* Requirements
Which lines in the records below contain the word "mean"? Copy each one out.

Recorded data
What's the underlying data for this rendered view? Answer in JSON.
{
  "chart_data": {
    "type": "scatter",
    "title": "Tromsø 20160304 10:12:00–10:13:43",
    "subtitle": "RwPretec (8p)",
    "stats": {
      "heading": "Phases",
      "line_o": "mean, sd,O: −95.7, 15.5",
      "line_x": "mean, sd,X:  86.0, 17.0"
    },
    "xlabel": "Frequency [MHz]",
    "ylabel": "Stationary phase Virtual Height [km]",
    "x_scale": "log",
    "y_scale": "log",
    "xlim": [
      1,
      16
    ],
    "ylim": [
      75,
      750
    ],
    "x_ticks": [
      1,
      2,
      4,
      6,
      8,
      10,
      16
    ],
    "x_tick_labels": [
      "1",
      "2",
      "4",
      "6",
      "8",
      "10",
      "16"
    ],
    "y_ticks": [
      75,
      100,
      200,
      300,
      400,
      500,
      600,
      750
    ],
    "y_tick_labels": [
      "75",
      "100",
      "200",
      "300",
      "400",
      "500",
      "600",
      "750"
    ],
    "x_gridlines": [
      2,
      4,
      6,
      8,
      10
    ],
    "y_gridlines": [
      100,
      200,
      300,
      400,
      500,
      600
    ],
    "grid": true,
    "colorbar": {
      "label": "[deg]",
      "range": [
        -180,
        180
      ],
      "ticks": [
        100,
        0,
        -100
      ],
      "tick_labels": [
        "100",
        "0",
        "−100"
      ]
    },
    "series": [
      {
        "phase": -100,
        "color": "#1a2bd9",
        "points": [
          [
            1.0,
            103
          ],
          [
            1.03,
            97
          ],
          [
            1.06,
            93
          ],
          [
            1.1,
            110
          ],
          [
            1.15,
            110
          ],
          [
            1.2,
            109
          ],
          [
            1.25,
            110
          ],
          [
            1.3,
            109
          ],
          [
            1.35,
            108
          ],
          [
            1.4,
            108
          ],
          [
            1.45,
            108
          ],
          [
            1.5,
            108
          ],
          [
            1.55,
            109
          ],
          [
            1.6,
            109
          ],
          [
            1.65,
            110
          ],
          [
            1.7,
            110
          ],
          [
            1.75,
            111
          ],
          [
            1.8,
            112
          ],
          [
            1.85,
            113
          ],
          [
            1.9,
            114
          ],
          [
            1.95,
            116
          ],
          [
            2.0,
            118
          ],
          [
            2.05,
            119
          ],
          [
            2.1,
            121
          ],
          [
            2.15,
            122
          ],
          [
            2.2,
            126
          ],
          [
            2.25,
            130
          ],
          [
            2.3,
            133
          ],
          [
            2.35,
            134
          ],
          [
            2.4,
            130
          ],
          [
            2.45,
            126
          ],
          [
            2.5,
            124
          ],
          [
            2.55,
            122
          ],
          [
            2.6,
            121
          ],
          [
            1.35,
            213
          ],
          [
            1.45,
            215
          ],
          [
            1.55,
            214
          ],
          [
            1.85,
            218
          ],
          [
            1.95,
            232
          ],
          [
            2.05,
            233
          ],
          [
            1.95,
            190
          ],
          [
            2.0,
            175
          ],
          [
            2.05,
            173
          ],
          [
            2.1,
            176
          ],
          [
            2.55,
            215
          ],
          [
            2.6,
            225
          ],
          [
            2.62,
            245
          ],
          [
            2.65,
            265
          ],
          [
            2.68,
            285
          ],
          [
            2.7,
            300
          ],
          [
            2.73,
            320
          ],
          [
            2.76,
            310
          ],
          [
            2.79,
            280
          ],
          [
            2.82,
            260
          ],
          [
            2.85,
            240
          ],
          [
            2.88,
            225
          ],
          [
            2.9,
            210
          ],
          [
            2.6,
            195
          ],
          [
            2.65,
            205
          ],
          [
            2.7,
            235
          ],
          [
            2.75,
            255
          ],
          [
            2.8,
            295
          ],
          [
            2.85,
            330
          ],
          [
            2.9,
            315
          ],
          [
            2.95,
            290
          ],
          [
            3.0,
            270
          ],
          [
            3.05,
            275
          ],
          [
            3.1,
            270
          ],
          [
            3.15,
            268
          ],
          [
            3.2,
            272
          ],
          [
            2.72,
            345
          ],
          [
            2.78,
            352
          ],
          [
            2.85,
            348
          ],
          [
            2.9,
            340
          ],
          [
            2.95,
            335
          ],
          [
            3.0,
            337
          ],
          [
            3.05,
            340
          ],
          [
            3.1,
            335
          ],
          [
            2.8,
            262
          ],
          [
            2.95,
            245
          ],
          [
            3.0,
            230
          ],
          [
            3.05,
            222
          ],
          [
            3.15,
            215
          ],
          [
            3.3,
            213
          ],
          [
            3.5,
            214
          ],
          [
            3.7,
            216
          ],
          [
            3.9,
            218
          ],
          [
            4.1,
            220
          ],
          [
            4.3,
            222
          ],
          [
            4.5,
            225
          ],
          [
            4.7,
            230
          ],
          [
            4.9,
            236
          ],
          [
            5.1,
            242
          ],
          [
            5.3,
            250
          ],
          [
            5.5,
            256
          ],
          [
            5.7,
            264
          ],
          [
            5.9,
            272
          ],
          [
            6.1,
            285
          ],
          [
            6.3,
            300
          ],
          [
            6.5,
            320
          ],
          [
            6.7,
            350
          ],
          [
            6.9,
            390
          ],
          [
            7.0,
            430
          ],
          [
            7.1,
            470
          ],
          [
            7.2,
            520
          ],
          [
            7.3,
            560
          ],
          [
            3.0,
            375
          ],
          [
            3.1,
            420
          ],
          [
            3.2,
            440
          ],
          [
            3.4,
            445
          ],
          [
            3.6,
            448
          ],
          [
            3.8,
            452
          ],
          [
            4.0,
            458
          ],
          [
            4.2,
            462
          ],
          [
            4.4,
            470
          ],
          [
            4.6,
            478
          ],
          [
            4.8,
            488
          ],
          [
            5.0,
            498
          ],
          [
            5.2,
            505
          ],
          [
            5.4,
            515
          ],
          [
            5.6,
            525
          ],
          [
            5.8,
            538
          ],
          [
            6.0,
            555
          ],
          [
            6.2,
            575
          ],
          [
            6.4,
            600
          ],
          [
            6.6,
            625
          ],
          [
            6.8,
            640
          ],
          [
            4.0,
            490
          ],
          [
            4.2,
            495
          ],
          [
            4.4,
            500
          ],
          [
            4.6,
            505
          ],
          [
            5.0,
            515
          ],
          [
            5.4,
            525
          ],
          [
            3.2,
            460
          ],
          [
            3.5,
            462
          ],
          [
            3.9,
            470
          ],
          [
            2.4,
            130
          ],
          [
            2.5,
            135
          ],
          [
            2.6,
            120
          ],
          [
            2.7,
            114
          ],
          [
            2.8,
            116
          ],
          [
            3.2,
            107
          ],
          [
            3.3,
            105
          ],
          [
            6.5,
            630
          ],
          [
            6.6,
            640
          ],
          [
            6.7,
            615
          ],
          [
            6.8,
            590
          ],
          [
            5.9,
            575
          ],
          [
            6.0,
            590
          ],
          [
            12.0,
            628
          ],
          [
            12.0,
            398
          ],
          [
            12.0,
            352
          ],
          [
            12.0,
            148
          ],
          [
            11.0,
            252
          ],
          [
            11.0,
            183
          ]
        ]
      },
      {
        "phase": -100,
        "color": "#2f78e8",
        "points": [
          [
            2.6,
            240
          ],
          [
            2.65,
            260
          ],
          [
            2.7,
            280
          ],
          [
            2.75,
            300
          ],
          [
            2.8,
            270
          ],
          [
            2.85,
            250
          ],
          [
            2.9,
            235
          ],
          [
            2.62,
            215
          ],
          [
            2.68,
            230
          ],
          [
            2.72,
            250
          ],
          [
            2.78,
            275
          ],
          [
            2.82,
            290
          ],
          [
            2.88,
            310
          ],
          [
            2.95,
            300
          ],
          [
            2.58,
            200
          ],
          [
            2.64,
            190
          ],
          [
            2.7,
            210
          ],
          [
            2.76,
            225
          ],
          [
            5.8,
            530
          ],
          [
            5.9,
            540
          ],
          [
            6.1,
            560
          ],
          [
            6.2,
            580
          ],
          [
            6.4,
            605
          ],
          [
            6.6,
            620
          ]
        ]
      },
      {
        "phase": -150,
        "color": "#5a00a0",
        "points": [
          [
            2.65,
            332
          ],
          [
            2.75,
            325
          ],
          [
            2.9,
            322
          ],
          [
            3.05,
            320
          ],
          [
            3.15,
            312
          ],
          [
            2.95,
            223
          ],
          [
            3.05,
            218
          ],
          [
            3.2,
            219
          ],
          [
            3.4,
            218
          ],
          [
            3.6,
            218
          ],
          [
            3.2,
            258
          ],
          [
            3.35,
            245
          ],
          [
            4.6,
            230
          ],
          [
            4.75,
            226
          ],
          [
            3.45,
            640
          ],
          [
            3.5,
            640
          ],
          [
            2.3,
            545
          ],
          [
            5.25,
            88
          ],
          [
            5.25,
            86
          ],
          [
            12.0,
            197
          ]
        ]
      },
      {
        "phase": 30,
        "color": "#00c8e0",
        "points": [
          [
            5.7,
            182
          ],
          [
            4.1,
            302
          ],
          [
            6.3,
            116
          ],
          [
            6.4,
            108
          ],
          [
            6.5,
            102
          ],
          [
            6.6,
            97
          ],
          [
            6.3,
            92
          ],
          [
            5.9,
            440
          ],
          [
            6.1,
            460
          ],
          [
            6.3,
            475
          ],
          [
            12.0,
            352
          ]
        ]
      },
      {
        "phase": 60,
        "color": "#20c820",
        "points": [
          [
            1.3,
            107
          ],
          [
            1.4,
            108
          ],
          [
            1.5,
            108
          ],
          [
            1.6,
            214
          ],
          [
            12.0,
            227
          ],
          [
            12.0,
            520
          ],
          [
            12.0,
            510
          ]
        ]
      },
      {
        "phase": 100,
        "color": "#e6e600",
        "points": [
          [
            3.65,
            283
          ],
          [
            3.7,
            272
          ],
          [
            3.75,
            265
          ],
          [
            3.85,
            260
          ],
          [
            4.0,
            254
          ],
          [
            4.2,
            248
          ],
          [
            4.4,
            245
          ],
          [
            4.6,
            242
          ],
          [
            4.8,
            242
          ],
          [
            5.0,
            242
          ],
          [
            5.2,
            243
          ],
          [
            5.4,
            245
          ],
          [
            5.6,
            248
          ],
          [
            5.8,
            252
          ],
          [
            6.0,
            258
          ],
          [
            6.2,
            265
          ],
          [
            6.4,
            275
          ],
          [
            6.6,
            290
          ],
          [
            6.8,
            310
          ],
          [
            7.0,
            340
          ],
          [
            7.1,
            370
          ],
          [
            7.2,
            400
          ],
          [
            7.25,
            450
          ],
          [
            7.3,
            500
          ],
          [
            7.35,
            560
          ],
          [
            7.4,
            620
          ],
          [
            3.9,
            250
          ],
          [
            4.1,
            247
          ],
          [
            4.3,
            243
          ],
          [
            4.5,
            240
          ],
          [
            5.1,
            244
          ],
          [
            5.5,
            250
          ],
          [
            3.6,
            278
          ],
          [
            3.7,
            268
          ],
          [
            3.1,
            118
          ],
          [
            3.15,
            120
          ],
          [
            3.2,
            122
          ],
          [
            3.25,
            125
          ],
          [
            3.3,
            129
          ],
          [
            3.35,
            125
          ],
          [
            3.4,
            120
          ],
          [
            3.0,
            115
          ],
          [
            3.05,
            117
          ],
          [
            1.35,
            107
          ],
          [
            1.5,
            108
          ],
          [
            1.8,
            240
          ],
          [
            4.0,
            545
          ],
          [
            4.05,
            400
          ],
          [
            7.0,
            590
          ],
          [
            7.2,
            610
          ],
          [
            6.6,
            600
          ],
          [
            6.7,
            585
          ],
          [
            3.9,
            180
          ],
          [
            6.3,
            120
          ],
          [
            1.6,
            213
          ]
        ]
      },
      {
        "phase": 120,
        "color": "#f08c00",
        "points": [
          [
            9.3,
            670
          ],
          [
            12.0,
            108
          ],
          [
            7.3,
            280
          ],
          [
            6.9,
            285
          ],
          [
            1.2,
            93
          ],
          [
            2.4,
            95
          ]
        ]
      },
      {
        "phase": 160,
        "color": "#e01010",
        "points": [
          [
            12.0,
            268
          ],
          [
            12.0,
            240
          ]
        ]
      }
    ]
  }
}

* Answer for this exercise
      "line_o": "mean, sd,O: −95.7, 15.5",
      "line_x": "mean, sd,X:  86.0, 17.0"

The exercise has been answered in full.